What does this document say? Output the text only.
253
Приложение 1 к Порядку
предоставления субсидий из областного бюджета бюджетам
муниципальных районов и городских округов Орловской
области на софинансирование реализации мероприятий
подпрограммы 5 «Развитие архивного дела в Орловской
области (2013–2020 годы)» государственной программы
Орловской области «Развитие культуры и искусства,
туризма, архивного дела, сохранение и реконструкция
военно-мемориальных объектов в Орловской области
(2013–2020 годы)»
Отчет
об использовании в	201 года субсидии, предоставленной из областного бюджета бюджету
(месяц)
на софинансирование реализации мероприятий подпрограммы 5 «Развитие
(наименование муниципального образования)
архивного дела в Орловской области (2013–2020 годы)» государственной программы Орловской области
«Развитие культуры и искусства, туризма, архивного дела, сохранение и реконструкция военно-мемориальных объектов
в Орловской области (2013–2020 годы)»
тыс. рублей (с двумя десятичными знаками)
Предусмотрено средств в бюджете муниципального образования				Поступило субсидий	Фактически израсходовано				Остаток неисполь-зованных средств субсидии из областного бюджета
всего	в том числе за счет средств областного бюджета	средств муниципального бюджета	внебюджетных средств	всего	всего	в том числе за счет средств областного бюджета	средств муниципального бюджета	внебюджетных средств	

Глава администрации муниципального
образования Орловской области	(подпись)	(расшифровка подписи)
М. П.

### Given problem
Output all of the data again. Match it exactly.

### Answer in full
What does this document say? Output the text only.
253
Приложение 1 к Порядку
предоставления субсидий из областного бюджета бюджетам
муниципальных районов и городских округов Орловской
области на софинансирование реализации мероприятий
подпрограммы 5 «Развитие архивного дела в Орловской
области (2013–2020 годы)» государственной программы
Орловской области «Развитие культуры и искусства,
туризма, архивного дела, сохранение и реконструкция
военно-мемориальных объектов в Орловской области
(2013–2020 годы)»
Отчет
об использовании в	201 года субсидии, предоставленной из областного бюджета бюджету
(месяц)
на софинансирование реализации мероприятий подпрограммы 5 «Развитие
(наименование муниципального образования)
архивного дела в Орловской области (2013–2020 годы)» государственной программы Орловской области
«Развитие культуры и искусства, туризма, архивного дела, сохранение и реконструкция военно-мемориальных объектов
в Орловской области (2013–2020 годы)»
тыс. рублей (с двумя десятичными знаками)
Предусмотрено средств в бюджете муниципального образования				Поступило субсидий	Фактически израсходовано				Остаток неисполь-зованных средств субсидии из областного бюджета
всего	в том числе за счет средств областного бюджета	средств муниципального бюджета	внебюджетных средств	всего	всего	в том числе за счет средств областного бюджета	средств муниципального бюджета	внебюджетных средств	

Глава администрации муниципального
образования Орловской области	(подпись)	(расшифровка подписи)
М. П.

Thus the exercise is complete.